### [Written instruction]
Scan the entries below for the word "border". Copy each line that has it.

Recorded data
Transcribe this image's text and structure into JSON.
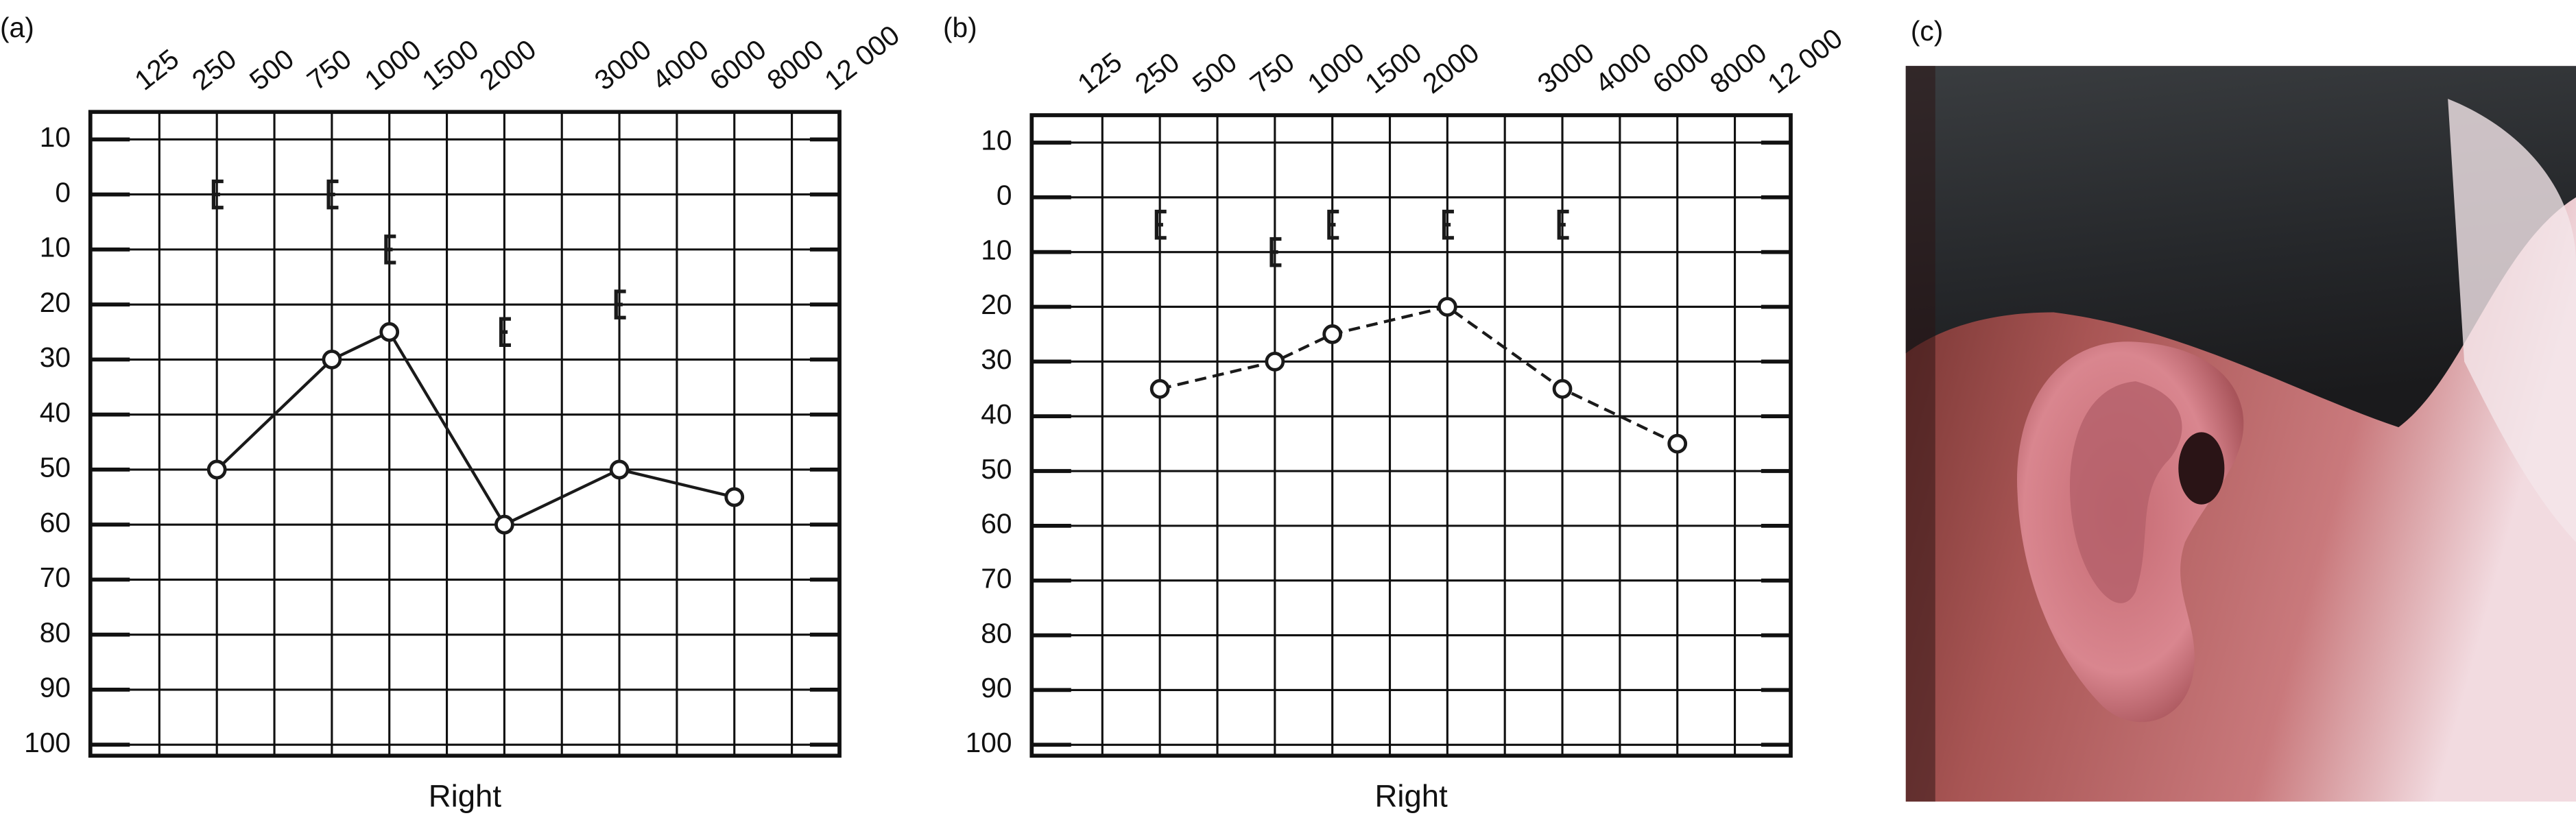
{
  "chart_data": [
    {
      "type": "line",
      "label": "(a)",
      "xlabel": "Right",
      "categories": [
        "125",
        "250",
        "500",
        "750",
        "1000",
        "1500",
        "2000",
        null,
        "3000",
        "4000",
        "6000",
        "8000",
        "12 000"
      ],
      "ylim": [
        -15,
        102
      ],
      "y_reversed": true,
      "yticks": [
        {
          "value": -10,
          "label": "10"
        },
        0,
        10,
        20,
        30,
        40,
        50,
        60,
        70,
        80,
        90,
        100
      ],
      "grid": true,
      "series": [
        {
          "x": [
            "250",
            "750",
            "1000",
            "2000",
            "3000",
            "6000"
          ],
          "values": [
            50,
            30,
            25,
            60,
            50,
            55
          ],
          "marker": "circle",
          "line": "solid",
          "color": "#1a1a1a"
        },
        {
          "x": [
            "250",
            "750",
            "1000",
            "2000",
            "3000"
          ],
          "values": [
            0,
            0,
            10,
            25,
            20
          ],
          "marker": "bracket",
          "line": "none",
          "color": "#1a1a1a"
        }
      ]
    },
    {
      "type": "line",
      "label": "(b)",
      "xlabel": "Right",
      "categories": [
        "125",
        "250",
        "500",
        "750",
        "1000",
        "1500",
        "2000",
        null,
        "3000",
        "4000",
        "6000",
        "8000",
        "12 000"
      ],
      "ylim": [
        -15,
        102
      ],
      "y_reversed": true,
      "yticks": [
        {
          "value": -10,
          "label": "10"
        },
        0,
        10,
        20,
        30,
        40,
        50,
        60,
        70,
        80,
        90,
        100
      ],
      "grid": true,
      "series": [
        {
          "x": [
            "250",
            "750",
            "1000",
            "2000",
            "3000",
            "6000"
          ],
          "values": [
            35,
            30,
            25,
            20,
            35,
            45
          ],
          "marker": "circle",
          "line": "dashed",
          "color": "#1a1a1a"
        },
        {
          "x": [
            "250",
            "750",
            "1000",
            "2000",
            "3000"
          ],
          "values": [
            5,
            10,
            5,
            5,
            5
          ],
          "marker": "bracket",
          "line": "none",
          "color": "#1a1a1a"
        }
      ]
    }
  ],
  "photo": {
    "label": "(c)"
  }
}
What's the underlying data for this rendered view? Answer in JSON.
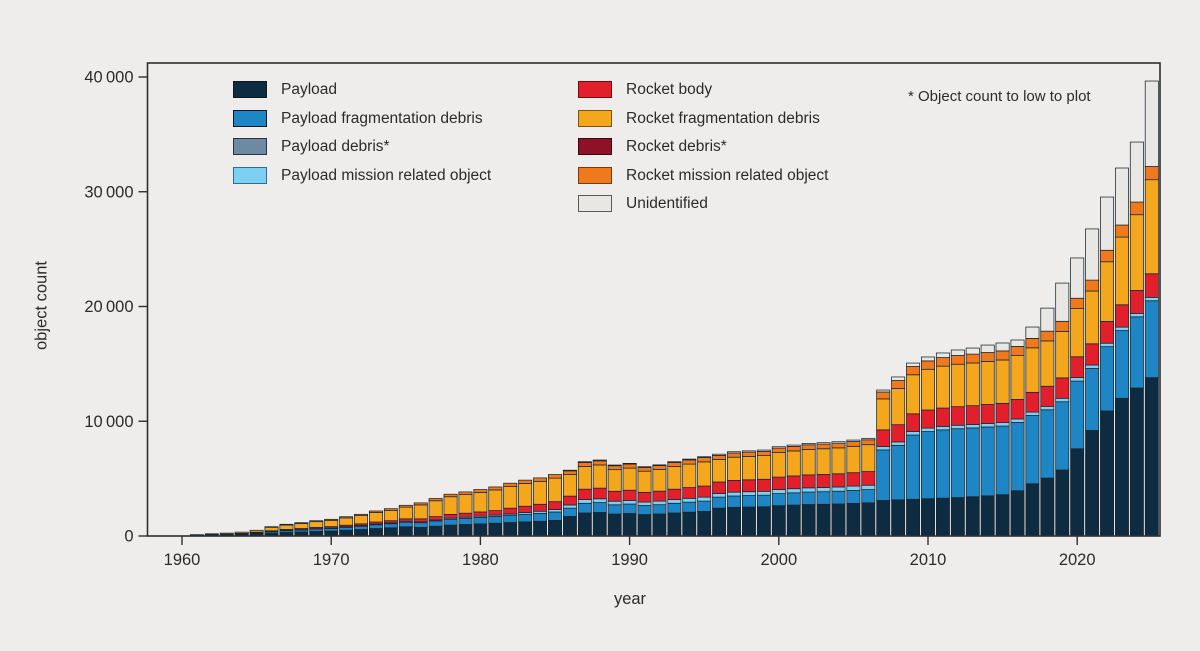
{
  "figure": {
    "title": "",
    "y_axis_label": "object count",
    "x_axis_label": "year",
    "note": "* Object count to low to plot",
    "background_color": "#eeedeb",
    "frame_color": "#2f2f2f",
    "bar_outline_color": "#17242f",
    "text_color": "#2b2b2b"
  },
  "axes": {
    "y_ticks": [
      {
        "value": 0,
        "label": "0"
      },
      {
        "value": 10000,
        "label": "10 000"
      },
      {
        "value": 20000,
        "label": "20 000"
      },
      {
        "value": 30000,
        "label": "30 000"
      },
      {
        "value": 40000,
        "label": "40 000"
      }
    ],
    "x_ticks": [
      {
        "value": 1960,
        "label": "1960"
      },
      {
        "value": 1970,
        "label": "1970"
      },
      {
        "value": 1980,
        "label": "1980"
      },
      {
        "value": 1990,
        "label": "1990"
      },
      {
        "value": 2000,
        "label": "2000"
      },
      {
        "value": 2010,
        "label": "2010"
      },
      {
        "value": 2020,
        "label": "2020"
      }
    ]
  },
  "legend": {
    "columns": [
      {
        "items": [
          {
            "key": "payload",
            "label": "Payload",
            "color": "#0d2c42",
            "border": "#10181f"
          },
          {
            "key": "payload_fragmentation_debris",
            "label": "Payload fragmentation debris",
            "color": "#1f86c6",
            "border": "#10181f"
          },
          {
            "key": "payload_debris",
            "label": "Payload debris*",
            "color": "#6e89a2",
            "border": "#2a3440"
          },
          {
            "key": "payload_mission_related_object",
            "label": "Payload mission related object",
            "color": "#7dd0f2",
            "border": "#2a6f96"
          }
        ]
      },
      {
        "items": [
          {
            "key": "rocket_body",
            "label": "Rocket body",
            "color": "#e31f2b",
            "border": "#6e0e14"
          },
          {
            "key": "rocket_fragmentation_debris",
            "label": "Rocket fragmentation debris",
            "color": "#f4a71c",
            "border": "#7a5410"
          },
          {
            "key": "rocket_debris",
            "label": "Rocket debris*",
            "color": "#8d1228",
            "border": "#3c0811"
          },
          {
            "key": "rocket_mission_related_object",
            "label": "Rocket mission related object",
            "color": "#f07a1b",
            "border": "#7a3c0c"
          },
          {
            "key": "unidentified",
            "label": "Unidentified",
            "color": "#e9e7e3",
            "border": "#5a5a5a"
          }
        ]
      }
    ]
  },
  "chart_data": {
    "type": "bar",
    "stacked": true,
    "title": "",
    "xlabel": "year",
    "ylabel": "object count",
    "ylim": [
      0,
      40000
    ],
    "xlim": [
      1957.5,
      2026
    ],
    "grid": false,
    "legend_position": "inside-top-left",
    "annotation": "* Object count to low to plot",
    "years": [
      1961,
      1962,
      1963,
      1964,
      1965,
      1966,
      1967,
      1968,
      1969,
      1970,
      1971,
      1972,
      1973,
      1974,
      1975,
      1976,
      1977,
      1978,
      1979,
      1980,
      1981,
      1982,
      1983,
      1984,
      1985,
      1986,
      1987,
      1988,
      1989,
      1990,
      1991,
      1992,
      1993,
      1994,
      1995,
      1996,
      1997,
      1998,
      1999,
      2000,
      2001,
      2002,
      2003,
      2004,
      2005,
      2006,
      2007,
      2008,
      2009,
      2010,
      2011,
      2012,
      2013,
      2014,
      2015,
      2016,
      2017,
      2018,
      2019,
      2020,
      2021,
      2022,
      2023,
      2024,
      2025
    ],
    "series": [
      {
        "key": "payload",
        "name": "Payload",
        "color": "#0d2c42",
        "values": [
          55,
          90,
          115,
          155,
          230,
          245,
          306,
          348,
          400,
          437,
          504,
          567,
          654,
          714,
          803,
          754,
          854,
          952,
          1004,
          1058,
          1117,
          1178,
          1231,
          1284,
          1360,
          1710,
          2007,
          2052,
          1917,
          1962,
          1872,
          1922,
          2007,
          2077,
          2142,
          2424,
          2497,
          2523,
          2547,
          2645,
          2695,
          2744,
          2764,
          2793,
          2842,
          2893,
          3100,
          3150,
          3200,
          3250,
          3300,
          3350,
          3420,
          3500,
          3600,
          3950,
          4550,
          5050,
          5750,
          7600,
          9200,
          10900,
          12000,
          12900,
          13800
        ]
      },
      {
        "key": "payload_fragmentation_debris",
        "name": "Payload fragmentation debris",
        "color": "#1f86c6",
        "values": [
          8,
          16,
          21,
          28,
          42,
          120,
          153,
          174,
          200,
          218,
          252,
          284,
          327,
          357,
          401,
          406,
          460,
          512,
          540,
          570,
          601,
          634,
          663,
          692,
          732,
          717,
          842,
          861,
          804,
          823,
          785,
          806,
          842,
          871,
          898,
          963,
          992,
          1002,
          1011,
          1050,
          1070,
          1089,
          1098,
          1109,
          1129,
          1149,
          4400,
          4750,
          5600,
          5850,
          5950,
          6000,
          6000,
          6000,
          5980,
          5950,
          5950,
          5950,
          5950,
          5900,
          5400,
          5600,
          5900,
          6200,
          6700
        ]
      },
      {
        "key": "payload_debris",
        "name": "Payload debris*",
        "color": "#6e89a2",
        "note": "object count too low to plot",
        "values": [
          0,
          0,
          0,
          0,
          0,
          0,
          0,
          0,
          0,
          0,
          0,
          0,
          0,
          0,
          0,
          0,
          0,
          0,
          0,
          0,
          0,
          0,
          0,
          0,
          0,
          0,
          0,
          0,
          0,
          0,
          0,
          0,
          0,
          0,
          0,
          0,
          0,
          0,
          0,
          0,
          0,
          0,
          0,
          0,
          0,
          0,
          0,
          0,
          0,
          0,
          0,
          0,
          0,
          0,
          0,
          0,
          0,
          0,
          0,
          0,
          0,
          0,
          0,
          0,
          0
        ]
      },
      {
        "key": "payload_mission_related_object",
        "name": "Payload mission related object",
        "color": "#7dd0f2",
        "values": [
          2,
          4,
          5,
          7,
          10,
          24,
          31,
          35,
          40,
          44,
          50,
          57,
          65,
          71,
          80,
          73,
          82,
          92,
          97,
          102,
          107,
          113,
          150,
          180,
          220,
          276,
          324,
          331,
          309,
          317,
          302,
          310,
          324,
          335,
          346,
          321,
          331,
          334,
          337,
          350,
          357,
          363,
          366,
          370,
          376,
          383,
          300,
          300,
          300,
          300,
          300,
          300,
          300,
          300,
          300,
          300,
          300,
          300,
          300,
          300,
          300,
          300,
          300,
          300,
          300
        ]
      },
      {
        "key": "rocket_body",
        "name": "Rocket body",
        "color": "#e31f2b",
        "values": [
          12,
          20,
          26,
          35,
          52,
          65,
          82,
          93,
          106,
          116,
          134,
          151,
          174,
          190,
          214,
          261,
          296,
          329,
          347,
          366,
          387,
          500,
          550,
          610,
          680,
          772,
          907,
          927,
          866,
          886,
          846,
          868,
          907,
          938,
          967,
          998,
          1028,
          1039,
          1049,
          1089,
          1110,
          1130,
          1138,
          1150,
          1170,
          1191,
          1450,
          1500,
          1550,
          1580,
          1600,
          1620,
          1640,
          1660,
          1680,
          1700,
          1720,
          1750,
          1780,
          1820,
          1850,
          1900,
          1950,
          2000,
          2050
        ]
      },
      {
        "key": "rocket_fragmentation_debris",
        "name": "Rocket fragmentation debris",
        "color": "#f4a71c",
        "values": [
          38,
          64,
          84,
          112,
          166,
          308,
          387,
          440,
          504,
          552,
          638,
          718,
          828,
          904,
          1016,
          1218,
          1380,
          1537,
          1621,
          1709,
          1804,
          1903,
          1989,
          2000,
          2050,
          1900,
          1975,
          2019,
          1886,
          1931,
          1842,
          1891,
          1975,
          2044,
          2108,
          1961,
          2020,
          2041,
          2060,
          2140,
          2179,
          2219,
          2236,
          2259,
          2299,
          2341,
          2700,
          3150,
          3400,
          3550,
          3650,
          3700,
          3720,
          3750,
          3780,
          3820,
          3880,
          3950,
          4050,
          4200,
          4600,
          5200,
          5900,
          6600,
          8200
        ]
      },
      {
        "key": "rocket_debris",
        "name": "Rocket debris*",
        "color": "#8d1228",
        "note": "object count too low to plot",
        "values": [
          0,
          0,
          0,
          0,
          0,
          0,
          0,
          0,
          0,
          0,
          0,
          0,
          0,
          0,
          0,
          0,
          0,
          0,
          0,
          0,
          0,
          0,
          0,
          0,
          0,
          0,
          0,
          0,
          0,
          0,
          0,
          0,
          0,
          0,
          0,
          0,
          0,
          0,
          0,
          0,
          0,
          0,
          0,
          0,
          0,
          0,
          0,
          0,
          0,
          0,
          0,
          0,
          0,
          0,
          0,
          0,
          0,
          0,
          0,
          0,
          0,
          0,
          0,
          0,
          0
        ]
      },
      {
        "key": "rocket_mission_related_object",
        "name": "Rocket mission related object",
        "color": "#f07a1b",
        "values": [
          5,
          6,
          9,
          13,
          20,
          48,
          61,
          70,
          80,
          88,
          102,
          113,
          132,
          144,
          161,
          174,
          197,
          220,
          232,
          244,
          258,
          272,
          284,
          296,
          314,
          303,
          356,
          364,
          340,
          348,
          332,
          341,
          356,
          369,
          380,
          357,
          367,
          371,
          374,
          389,
          396,
          404,
          407,
          411,
          418,
          426,
          600,
          700,
          720,
          730,
          750,
          760,
          770,
          780,
          790,
          800,
          820,
          850,
          880,
          900,
          950,
          1000,
          1050,
          1100,
          1150
        ]
      },
      {
        "key": "unidentified",
        "name": "Unidentified",
        "color": "#e9e7e3",
        "values": [
          0,
          0,
          0,
          0,
          0,
          0,
          0,
          0,
          0,
          0,
          0,
          0,
          0,
          0,
          0,
          14,
          16,
          18,
          19,
          21,
          21,
          22,
          24,
          24,
          25,
          55,
          64,
          66,
          63,
          63,
          61,
          62,
          64,
          66,
          69,
          106,
          110,
          110,
          112,
          117,
          118,
          121,
          121,
          123,
          126,
          127,
          170,
          310,
          300,
          340,
          400,
          480,
          530,
          650,
          690,
          560,
          990,
          2010,
          3330,
          3510,
          4460,
          4640,
          4970,
          5230,
          7450
        ]
      }
    ]
  }
}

### [Solution to the exercise]
            "border": "#10181f"
            "border": "#10181f"
            "border": "#2a3440"
            "border": "#2a6f96"
            "border": "#6e0e14"
            "border": "#7a5410"
            "border": "#3c0811"
            "border": "#7a3c0c"
            "border": "#5a5a5a"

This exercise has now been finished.